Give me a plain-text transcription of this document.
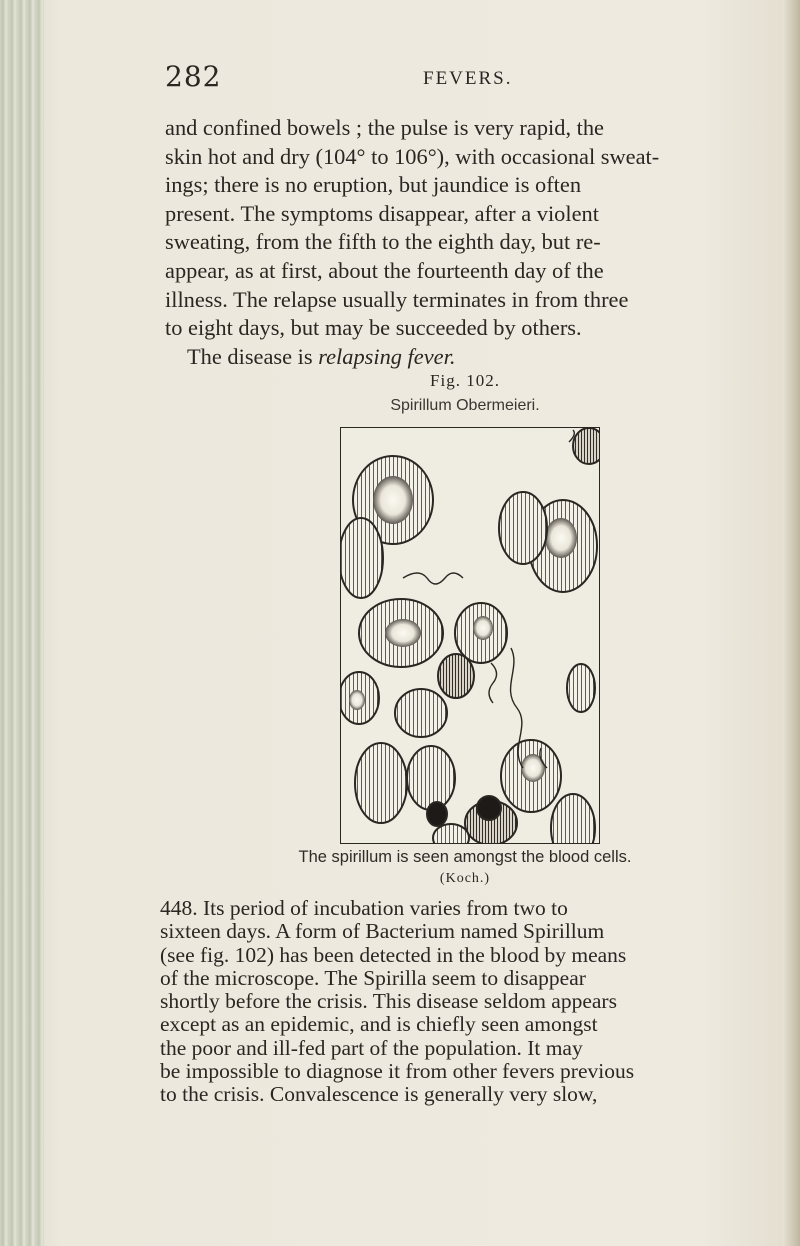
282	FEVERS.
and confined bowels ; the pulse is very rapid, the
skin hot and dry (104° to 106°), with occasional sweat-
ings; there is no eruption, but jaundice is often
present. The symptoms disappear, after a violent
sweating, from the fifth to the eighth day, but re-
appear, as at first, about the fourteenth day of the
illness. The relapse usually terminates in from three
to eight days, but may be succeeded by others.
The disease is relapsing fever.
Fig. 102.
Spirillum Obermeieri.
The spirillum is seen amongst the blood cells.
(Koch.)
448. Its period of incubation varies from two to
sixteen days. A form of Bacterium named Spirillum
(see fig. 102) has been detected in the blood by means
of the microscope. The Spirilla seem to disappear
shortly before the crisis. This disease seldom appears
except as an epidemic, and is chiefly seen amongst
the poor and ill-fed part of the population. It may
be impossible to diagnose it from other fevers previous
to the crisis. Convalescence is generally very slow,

• _What the task requires_
Going through the records above, count the lines that hold the string "disease" and give only the total.

• _Task answer_
2